+++ Excerpt to read

This week a report recommended taxing pensioners to give millennials £10,000 each to help them onto the housing ladder. Well, that or they can use it to buy several tonnes of avocado.

Something that will not cost you £10,000 is catching up on what has been happening this week. It is time for the week in news.

1) Deja vu all over again

What is it about massive technology projects that makes them destined to go wrong in some way?

Just a few months after reassuring us that its upgrade of the Cofunds platform would not descend into the sort of debacles that had blighted Aviva, Aegon has been facing its own problems.

The provider completed the technology upgrade of Cofunds' retail book of customers this week, with more than 400,000 users and £37bn of assets moved to the Aegon Platform over the Bank Holiday.

But since then Aegon has acknowledged teething problems with its new platform but added most of the services are working properly - though some advisers were struggling to activate their account, leading to high levels of demand on Aegon's contact centre as advisers call in for support.

It is a good thing there aren't other companies going through replatforming processes - Hello, Old Mutual Wealth. Meanwhile Standard Life has revealed plans to upgrade its existing two platforms. Hopefully not here we go again?

++++++

What this exercise asks:
1. Return the passage of the news roundup starting at "What is it about" and ending at "its own problems.", copied word for word.
2. Decide whether each statement agrees with the news roundup, answering yes or no and quoting the words of the roundup that settle it: (a) More than 400,000 users were moved to the Aegon Platform. (b) Aegon said that none of its services were working properly. (c) The report recommended giving millennials £10,000 each.
3. Write the next part of the news roundup, picking up after its final sentence.
The lines that follow come from a separate source and are unrelated to the news roundup.

+++ Data extract

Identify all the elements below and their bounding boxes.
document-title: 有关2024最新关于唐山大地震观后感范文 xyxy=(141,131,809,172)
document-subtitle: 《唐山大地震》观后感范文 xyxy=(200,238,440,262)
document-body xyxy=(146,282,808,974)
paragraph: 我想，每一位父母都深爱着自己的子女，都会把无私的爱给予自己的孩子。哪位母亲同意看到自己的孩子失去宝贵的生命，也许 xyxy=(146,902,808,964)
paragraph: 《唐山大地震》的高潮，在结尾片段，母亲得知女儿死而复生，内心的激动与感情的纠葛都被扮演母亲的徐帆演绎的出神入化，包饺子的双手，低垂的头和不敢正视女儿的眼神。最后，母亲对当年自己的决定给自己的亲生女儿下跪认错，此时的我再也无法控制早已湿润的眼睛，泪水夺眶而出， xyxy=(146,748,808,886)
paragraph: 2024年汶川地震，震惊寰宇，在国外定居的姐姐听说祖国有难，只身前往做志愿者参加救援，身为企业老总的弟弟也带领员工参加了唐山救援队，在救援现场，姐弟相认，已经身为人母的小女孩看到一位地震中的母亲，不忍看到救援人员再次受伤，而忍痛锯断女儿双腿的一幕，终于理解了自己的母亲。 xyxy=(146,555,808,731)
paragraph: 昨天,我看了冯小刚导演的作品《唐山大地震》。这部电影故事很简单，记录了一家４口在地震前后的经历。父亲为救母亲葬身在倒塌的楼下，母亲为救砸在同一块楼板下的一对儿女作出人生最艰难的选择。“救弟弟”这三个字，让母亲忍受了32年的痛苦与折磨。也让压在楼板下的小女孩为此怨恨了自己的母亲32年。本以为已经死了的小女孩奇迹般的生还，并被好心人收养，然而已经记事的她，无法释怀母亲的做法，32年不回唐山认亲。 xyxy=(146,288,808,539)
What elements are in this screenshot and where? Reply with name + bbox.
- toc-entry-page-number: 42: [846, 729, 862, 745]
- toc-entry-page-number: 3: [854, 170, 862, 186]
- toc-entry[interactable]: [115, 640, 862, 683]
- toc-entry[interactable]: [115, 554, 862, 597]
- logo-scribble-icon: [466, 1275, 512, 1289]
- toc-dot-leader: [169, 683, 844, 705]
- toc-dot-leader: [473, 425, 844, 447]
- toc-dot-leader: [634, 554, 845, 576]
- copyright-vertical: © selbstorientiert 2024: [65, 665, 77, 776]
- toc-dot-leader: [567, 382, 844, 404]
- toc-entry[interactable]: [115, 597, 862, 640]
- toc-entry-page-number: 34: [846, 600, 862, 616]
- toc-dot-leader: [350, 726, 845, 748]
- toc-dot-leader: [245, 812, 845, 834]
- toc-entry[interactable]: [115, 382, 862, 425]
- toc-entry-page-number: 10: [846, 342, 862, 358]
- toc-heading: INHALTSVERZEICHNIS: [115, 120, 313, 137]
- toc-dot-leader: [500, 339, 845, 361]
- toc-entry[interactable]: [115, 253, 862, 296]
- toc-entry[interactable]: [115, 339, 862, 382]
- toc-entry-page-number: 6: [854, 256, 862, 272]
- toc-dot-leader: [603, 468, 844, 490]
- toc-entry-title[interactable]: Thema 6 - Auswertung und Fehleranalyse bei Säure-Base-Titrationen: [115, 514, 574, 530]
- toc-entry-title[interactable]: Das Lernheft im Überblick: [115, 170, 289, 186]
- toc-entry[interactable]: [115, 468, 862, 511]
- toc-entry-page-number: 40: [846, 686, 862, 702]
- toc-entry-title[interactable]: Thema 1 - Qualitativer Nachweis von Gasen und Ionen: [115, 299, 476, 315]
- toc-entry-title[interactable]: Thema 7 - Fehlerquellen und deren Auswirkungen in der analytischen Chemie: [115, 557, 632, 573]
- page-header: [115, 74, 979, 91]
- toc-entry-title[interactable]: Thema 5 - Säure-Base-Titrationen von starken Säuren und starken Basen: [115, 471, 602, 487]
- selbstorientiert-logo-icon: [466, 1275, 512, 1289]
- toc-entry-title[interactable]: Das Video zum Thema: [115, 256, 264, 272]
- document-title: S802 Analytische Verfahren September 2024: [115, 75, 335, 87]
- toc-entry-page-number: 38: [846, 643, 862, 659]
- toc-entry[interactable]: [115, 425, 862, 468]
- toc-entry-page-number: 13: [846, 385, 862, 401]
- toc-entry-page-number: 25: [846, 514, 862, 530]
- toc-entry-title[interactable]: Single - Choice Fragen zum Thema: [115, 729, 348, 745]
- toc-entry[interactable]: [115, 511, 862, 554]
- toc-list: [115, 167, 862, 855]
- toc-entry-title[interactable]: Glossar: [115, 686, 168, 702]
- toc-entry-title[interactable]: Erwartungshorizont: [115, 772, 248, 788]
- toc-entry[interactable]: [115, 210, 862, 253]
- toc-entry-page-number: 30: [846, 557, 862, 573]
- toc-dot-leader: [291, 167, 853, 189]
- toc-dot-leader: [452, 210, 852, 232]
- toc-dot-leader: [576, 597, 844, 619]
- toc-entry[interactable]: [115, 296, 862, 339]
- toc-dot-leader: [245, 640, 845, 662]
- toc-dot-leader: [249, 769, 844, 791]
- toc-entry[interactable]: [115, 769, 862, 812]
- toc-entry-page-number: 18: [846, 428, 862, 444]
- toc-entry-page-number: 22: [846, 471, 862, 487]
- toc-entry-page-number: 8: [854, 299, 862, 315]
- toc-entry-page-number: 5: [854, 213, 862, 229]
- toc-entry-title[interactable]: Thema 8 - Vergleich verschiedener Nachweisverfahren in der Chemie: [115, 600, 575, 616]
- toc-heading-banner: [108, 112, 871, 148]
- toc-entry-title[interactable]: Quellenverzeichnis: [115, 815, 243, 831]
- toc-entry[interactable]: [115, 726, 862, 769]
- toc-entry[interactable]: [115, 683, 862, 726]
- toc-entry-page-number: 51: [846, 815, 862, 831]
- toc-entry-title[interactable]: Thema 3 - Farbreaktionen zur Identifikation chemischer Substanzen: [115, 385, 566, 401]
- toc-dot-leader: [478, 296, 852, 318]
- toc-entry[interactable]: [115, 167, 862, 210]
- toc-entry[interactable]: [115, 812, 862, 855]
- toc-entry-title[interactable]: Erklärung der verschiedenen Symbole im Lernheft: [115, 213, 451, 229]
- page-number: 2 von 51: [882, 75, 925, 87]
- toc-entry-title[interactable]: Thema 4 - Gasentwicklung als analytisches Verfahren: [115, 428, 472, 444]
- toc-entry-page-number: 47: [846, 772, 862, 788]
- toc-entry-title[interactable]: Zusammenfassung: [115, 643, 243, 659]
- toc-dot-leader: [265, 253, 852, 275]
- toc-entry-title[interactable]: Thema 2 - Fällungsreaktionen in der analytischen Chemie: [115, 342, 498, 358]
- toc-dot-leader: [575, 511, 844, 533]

++++++

The answers:
1.
What is it about massive technology projects that makes them destined to go wrong in some way?

Just a few months after reassuring us that its upgrade of the Cofunds platform would not descend into the sort of debacles that had blighted Aviva, Aegon has been facing its own problems.

2.
(a) Yes: "with more than 400,000 users and £37bn of assets moved to the Aegon Platform over the Bank Holiday"
(b) No: "added most of the services are working properly"
(c) Yes: "a report recommended taxing pensioners to give millennials £10,000 each"

3.
2) Handbags at dawn

Who says customers - or at least their assets - aren't valued? Standard Life Aberdeen has formally challenged the right of Scottish Widows to pull £109bn of assets from the company.

Scottish Widows informed Aberdeen Standard Investments in February that it was withdrawing the assets because the merger between Aberdeen and Standard Life turned the company into a competitor to Scottish Widows.

But Standard Life Aberdeen said it was challenging the right of Scottish Widows to terminate its investment management agreement as its investment arm was not a material competitor.

Scottish Widows responded by saying it was "confident" it had the legal right to terminate its investment management agreement with Standard Life Aberdeen.

All of which leaves the savers who actually own the assets stuck in the middle between two bickering companies.

3) Making a Jes of it

Is there a more epic fail than Jes Staley's attempt to identify a whistleblower at the bank in 2016?

After being investigated by the Financial Conduct Authority, the chief executive of Barclays has now found himself fined £642,430 after he tried to find out who had written a letter which contained various allegations, some of which concerned Mr Staley himself.

In addition to the fine, Barclays has been subjected to special requirements which mean it must report annually on how it handles whistleblowing, with personal attestations from those senior managers responsible for the relevant systems and controls.

The regulator found Mr Staley's actions to be a breach of the requirement to act with due skill, care and diligence but not a breach of the requirement to act with integrity.

If this article came with sound effects, we would be playing the sad trombone music at this point.

4) Taking the PI

Planned rules designed to cut advisers' compensation bill by making it easier to bring financial claims against insolvent advice firms could be undermined by professional indemnity insurance clauses, experts have warned this week.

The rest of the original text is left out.